--- begin ---

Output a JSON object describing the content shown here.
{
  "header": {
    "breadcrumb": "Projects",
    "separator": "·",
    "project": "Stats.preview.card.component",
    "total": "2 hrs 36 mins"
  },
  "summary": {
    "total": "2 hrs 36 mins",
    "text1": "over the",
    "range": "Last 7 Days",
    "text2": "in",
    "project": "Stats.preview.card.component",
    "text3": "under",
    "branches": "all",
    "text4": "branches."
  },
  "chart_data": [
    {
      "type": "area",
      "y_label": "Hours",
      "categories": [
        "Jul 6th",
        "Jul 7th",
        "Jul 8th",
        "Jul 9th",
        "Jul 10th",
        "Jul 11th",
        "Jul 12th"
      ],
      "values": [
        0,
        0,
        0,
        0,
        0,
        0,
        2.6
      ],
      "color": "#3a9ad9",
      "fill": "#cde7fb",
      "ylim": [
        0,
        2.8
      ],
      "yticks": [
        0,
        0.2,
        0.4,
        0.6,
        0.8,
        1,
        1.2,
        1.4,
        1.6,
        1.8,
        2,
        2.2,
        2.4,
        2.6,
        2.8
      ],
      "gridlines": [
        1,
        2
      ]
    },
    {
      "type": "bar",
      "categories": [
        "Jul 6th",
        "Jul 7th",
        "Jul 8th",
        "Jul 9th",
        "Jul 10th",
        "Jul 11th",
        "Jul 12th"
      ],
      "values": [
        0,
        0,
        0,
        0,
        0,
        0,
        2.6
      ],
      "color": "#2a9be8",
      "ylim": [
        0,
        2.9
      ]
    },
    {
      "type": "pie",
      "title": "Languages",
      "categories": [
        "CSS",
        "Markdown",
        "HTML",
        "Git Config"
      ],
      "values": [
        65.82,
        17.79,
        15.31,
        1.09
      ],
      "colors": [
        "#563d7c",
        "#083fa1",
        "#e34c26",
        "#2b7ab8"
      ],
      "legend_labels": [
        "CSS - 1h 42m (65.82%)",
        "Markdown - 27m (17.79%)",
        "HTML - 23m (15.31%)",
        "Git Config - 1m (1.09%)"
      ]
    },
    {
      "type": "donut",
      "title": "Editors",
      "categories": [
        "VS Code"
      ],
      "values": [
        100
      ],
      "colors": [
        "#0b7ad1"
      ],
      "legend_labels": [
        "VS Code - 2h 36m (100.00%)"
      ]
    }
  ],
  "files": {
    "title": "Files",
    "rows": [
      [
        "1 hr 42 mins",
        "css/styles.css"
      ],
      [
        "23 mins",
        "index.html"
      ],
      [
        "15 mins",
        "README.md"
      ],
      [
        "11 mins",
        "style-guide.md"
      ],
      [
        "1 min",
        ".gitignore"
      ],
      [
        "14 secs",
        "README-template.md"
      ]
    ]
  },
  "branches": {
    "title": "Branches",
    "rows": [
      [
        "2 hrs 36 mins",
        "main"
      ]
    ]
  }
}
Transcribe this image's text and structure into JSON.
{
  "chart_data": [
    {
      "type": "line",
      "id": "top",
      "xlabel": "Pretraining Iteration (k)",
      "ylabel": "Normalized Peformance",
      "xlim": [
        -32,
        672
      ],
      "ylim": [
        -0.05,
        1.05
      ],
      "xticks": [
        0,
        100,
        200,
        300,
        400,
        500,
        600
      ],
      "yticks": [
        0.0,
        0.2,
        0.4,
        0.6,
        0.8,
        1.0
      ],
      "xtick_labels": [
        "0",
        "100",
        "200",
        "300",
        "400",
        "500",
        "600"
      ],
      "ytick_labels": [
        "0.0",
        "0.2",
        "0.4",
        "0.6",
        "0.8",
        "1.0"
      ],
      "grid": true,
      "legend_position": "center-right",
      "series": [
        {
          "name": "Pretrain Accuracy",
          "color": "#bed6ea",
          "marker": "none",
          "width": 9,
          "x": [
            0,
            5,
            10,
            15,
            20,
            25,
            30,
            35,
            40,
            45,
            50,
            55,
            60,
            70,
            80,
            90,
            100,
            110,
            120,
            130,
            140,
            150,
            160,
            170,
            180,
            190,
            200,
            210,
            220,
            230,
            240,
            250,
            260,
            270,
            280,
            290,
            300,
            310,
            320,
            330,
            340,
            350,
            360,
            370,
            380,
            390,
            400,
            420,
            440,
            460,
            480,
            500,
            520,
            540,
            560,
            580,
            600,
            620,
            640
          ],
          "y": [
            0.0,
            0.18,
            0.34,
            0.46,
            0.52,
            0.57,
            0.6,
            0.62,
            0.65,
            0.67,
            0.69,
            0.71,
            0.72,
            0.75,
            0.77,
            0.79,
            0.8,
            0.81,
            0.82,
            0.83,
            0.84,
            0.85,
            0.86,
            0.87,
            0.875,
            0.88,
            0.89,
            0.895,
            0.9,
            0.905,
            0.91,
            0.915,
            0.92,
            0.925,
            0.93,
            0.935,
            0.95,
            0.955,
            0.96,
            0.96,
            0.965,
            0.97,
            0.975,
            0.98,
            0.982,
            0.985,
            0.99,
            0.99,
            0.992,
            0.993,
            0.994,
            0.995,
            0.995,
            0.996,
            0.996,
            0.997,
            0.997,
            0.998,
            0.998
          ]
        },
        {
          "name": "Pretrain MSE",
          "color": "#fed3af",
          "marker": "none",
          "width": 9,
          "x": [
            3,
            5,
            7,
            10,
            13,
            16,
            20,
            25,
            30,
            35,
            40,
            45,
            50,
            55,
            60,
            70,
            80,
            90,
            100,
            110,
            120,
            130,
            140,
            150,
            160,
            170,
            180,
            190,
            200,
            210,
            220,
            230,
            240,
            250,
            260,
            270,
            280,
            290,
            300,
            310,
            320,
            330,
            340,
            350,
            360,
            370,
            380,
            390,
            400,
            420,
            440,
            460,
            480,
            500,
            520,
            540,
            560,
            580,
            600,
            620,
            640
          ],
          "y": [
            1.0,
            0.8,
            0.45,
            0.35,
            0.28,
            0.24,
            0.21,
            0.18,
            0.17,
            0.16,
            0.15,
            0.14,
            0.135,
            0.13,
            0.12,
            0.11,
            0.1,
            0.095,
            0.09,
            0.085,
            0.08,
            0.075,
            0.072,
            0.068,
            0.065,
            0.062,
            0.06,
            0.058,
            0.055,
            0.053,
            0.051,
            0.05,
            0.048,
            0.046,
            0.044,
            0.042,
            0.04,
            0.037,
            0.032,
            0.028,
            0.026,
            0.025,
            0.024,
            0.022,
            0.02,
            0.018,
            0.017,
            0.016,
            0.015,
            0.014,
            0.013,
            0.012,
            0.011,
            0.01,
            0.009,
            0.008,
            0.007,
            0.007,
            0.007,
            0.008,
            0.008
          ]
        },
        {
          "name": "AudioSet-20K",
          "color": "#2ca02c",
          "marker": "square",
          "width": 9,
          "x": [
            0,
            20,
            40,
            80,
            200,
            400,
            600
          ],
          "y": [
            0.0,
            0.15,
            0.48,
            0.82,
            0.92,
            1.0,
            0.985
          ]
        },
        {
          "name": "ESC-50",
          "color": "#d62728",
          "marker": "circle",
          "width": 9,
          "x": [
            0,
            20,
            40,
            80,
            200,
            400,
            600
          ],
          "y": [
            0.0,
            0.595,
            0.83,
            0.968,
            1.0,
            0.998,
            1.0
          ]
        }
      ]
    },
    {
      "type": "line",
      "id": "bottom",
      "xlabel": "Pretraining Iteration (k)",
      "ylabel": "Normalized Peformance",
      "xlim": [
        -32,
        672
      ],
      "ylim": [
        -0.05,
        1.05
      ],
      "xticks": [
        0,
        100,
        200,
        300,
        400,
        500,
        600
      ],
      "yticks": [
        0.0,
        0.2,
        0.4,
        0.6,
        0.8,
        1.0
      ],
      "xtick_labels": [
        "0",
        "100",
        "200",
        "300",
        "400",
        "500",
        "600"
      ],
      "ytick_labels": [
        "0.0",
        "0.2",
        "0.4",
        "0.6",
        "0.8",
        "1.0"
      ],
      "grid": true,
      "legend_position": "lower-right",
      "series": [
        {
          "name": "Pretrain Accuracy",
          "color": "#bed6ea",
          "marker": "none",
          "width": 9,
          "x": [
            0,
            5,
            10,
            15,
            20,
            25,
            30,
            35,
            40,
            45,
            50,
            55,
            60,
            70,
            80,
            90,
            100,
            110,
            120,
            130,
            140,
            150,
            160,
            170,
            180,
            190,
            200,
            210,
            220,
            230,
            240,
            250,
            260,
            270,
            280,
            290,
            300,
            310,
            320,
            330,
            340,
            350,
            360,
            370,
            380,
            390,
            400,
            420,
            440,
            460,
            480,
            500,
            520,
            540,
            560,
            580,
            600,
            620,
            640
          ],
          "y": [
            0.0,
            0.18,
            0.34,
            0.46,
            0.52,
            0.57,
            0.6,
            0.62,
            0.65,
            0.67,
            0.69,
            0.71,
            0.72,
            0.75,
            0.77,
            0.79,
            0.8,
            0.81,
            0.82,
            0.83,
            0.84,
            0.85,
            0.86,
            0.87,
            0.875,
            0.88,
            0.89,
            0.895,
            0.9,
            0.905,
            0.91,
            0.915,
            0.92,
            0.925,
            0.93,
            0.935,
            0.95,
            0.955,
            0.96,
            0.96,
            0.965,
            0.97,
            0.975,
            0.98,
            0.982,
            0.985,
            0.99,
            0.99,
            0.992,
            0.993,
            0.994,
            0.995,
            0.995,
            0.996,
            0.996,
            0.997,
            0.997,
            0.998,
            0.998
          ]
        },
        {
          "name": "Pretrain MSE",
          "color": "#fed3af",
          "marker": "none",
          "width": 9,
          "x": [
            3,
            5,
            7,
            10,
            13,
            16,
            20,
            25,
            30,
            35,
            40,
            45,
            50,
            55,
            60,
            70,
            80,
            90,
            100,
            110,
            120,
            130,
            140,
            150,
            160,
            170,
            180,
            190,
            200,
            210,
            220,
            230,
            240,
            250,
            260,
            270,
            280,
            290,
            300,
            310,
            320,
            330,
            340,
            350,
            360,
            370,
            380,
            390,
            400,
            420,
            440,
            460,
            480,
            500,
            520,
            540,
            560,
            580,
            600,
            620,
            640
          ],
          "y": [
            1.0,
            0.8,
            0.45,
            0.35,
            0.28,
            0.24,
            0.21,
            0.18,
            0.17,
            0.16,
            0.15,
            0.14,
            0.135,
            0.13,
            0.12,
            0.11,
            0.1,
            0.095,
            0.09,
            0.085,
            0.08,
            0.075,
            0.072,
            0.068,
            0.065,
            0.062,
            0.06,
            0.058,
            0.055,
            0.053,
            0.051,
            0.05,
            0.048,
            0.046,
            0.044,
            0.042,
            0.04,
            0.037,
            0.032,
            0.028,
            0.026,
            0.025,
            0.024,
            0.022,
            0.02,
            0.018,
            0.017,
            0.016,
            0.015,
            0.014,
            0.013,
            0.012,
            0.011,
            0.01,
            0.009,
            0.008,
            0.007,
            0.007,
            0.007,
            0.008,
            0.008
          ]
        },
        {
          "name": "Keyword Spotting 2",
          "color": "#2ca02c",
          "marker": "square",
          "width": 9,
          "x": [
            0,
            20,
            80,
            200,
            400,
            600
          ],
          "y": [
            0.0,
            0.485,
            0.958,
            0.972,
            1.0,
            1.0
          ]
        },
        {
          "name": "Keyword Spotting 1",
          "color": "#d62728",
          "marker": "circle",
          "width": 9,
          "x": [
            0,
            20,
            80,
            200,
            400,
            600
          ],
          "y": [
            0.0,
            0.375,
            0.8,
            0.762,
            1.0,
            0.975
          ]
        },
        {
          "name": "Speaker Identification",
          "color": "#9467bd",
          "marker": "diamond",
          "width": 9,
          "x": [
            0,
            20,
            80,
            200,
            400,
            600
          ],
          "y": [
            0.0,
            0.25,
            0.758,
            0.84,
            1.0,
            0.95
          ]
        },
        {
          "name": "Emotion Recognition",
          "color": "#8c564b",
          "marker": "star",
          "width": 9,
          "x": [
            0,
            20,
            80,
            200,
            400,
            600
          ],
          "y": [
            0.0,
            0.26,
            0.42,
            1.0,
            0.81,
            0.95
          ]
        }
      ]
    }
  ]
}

--- end ---

* _EXERCISE DESCRIPTION_: Collect each line containing the string "total".

* _REPLY_:
    "total": "2 hrs 36 mins"
    "total": "2 hrs 36 mins",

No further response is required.